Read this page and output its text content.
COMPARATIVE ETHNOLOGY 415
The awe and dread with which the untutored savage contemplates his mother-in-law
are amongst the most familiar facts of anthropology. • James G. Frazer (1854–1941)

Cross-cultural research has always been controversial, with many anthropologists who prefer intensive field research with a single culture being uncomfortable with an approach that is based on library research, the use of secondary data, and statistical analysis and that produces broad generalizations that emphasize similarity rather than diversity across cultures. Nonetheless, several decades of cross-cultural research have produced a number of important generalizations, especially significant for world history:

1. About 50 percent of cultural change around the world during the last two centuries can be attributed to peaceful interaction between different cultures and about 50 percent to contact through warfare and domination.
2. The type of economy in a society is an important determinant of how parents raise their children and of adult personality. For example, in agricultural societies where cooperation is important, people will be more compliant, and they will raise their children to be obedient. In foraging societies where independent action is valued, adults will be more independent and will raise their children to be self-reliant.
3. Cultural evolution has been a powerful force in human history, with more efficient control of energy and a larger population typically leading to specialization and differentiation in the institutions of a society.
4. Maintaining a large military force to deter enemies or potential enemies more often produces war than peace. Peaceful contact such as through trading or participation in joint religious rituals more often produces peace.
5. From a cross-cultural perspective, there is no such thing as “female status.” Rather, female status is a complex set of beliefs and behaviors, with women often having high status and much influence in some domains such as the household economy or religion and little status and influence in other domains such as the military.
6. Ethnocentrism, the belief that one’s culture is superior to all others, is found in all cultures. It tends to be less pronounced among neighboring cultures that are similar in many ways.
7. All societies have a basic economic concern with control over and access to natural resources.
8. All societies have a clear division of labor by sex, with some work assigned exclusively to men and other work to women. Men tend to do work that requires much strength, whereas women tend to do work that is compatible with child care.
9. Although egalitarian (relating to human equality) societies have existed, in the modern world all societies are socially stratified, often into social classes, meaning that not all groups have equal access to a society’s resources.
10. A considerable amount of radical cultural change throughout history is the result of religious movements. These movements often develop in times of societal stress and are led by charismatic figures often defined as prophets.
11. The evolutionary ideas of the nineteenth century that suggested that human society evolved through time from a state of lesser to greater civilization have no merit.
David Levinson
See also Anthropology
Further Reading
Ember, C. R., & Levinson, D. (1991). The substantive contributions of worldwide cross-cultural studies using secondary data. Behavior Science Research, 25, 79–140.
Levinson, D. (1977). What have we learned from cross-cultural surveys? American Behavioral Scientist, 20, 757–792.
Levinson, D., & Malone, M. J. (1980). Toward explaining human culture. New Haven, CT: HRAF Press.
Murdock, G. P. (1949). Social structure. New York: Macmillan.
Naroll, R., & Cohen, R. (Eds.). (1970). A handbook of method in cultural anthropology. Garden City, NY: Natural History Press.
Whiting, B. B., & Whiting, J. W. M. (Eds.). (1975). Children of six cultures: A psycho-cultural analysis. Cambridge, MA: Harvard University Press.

+++

● TO DO
Your task is to gather every line with the word "Levinson" and copy it.

● ANSWER FOR THE TASK
David Levinson
Ember, C. R., & Levinson, D. (1991). The substantive contributions of worldwide cross-cultural studies using secondary data. Behavior Science Research, 25, 79–140.
Levinson, D. (1977). What have we learned from cross-cultural surveys? American Behavioral Scientist, 20, 757–792.
Levinson, D., & Malone, M. J. (1980). Toward explaining human culture. New Haven, CT: HRAF Press.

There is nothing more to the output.